Records from a dataset:
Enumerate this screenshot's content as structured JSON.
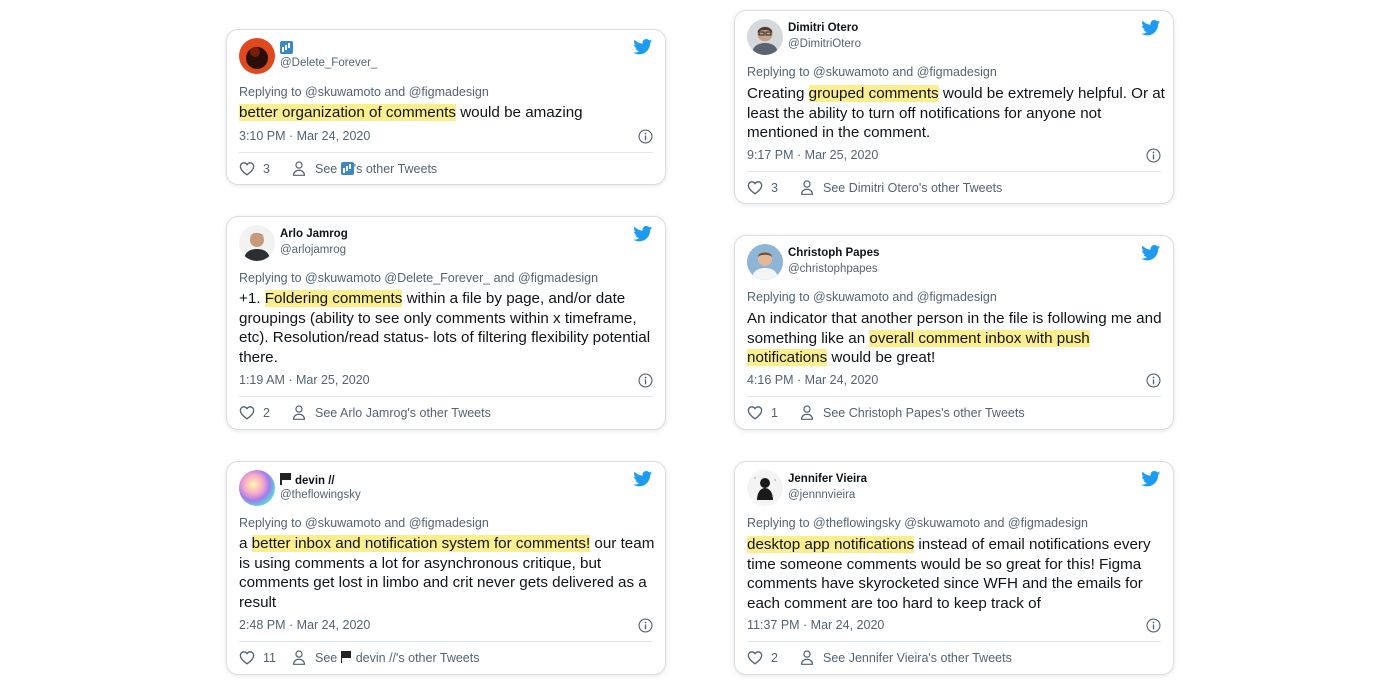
{
  "tweets": [
    {
      "name": "",
      "handle": "@Delete_Forever_",
      "replying": "Replying to @skuwamoto and @figmadesign",
      "body_hl1": "better organization of comments",
      "body_rest1": " would be amazing",
      "time": "3:10 PM · Mar 24, 2020",
      "likes": "3",
      "see_pre": "See ",
      "see_post": "'s other Tweets"
    },
    {
      "name": "Arlo Jamrog",
      "handle": "@arlojamrog",
      "replying": "Replying to @skuwamoto @Delete_Forever_ and @figmadesign",
      "body_pre": "+1. ",
      "body_hl1": "Foldering comments",
      "body_rest1": " within a file by page, and/or date groupings (ability to see only comments within x timeframe, etc). Resolution/read status- lots of filtering flexibility potential there.",
      "time": "1:19 AM · Mar 25, 2020",
      "likes": "2",
      "see": "See Arlo Jamrog's other Tweets"
    },
    {
      "name": "devin //",
      "handle": "@theflowingsky",
      "replying": "Replying to @skuwamoto and @figmadesign",
      "body_pre": "a ",
      "body_hl1": "better inbox and notification system for comments!",
      "body_rest1": " our team is using comments a lot for asynchronous critique, but comments get lost in limbo and crit never gets delivered as a result",
      "time": "2:48 PM · Mar 24, 2020",
      "likes": "11",
      "see_pre": "See ",
      "see_post": "devin //'s other Tweets"
    },
    {
      "name": "Dimitri Otero",
      "handle": "@DimitriOtero",
      "replying": "Replying to @skuwamoto and @figmadesign",
      "body_pre": "Creating ",
      "body_hl1": "grouped comments",
      "body_rest1": " would be extremely helpful. Or at least the ability to turn off notifications for anyone not mentioned in the comment.",
      "time": "9:17 PM · Mar 25, 2020",
      "likes": "3",
      "see": "See Dimitri Otero's other Tweets"
    },
    {
      "name": "Christoph Papes",
      "handle": "@christophpapes",
      "replying": "Replying to @skuwamoto and @figmadesign",
      "body_pre": "An indicator that another person in the file is following me and something like an ",
      "body_hl1": "overall comment inbox with push notifications",
      "body_rest1": " would be great!",
      "time": "4:16 PM · Mar 24, 2020",
      "likes": "1",
      "see": "See Christoph Papes's other Tweets"
    },
    {
      "name": "Jennifer Vieira",
      "handle": "@jennnvieira",
      "replying": "Replying to @theflowingsky @skuwamoto and @figmadesign",
      "body_hl1": "desktop app notifications",
      "body_rest1": " instead of email notifications every time someone comments would be so great for this! Figma comments have skyrocketed since WFH and the emails for each comment are too hard to keep track of",
      "time": "11:37 PM · Mar 24, 2020",
      "likes": "2",
      "see": "See Jennifer Vieira's other Tweets"
    }
  ],
  "icons": {
    "bird": "twitter-bird-icon",
    "heart": "heart-icon",
    "person": "person-icon",
    "info": "info-icon"
  },
  "colors": {
    "highlight": "#fbee8f",
    "twitter_blue": "#1d9bf0",
    "secondary_text": "#536471"
  }
}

THE TASK: Identify every line holding the word "devin" and copy it out.

CORRECT ANSWER:
      "name": "devin //",
      "see_post": "devin //'s other Tweets"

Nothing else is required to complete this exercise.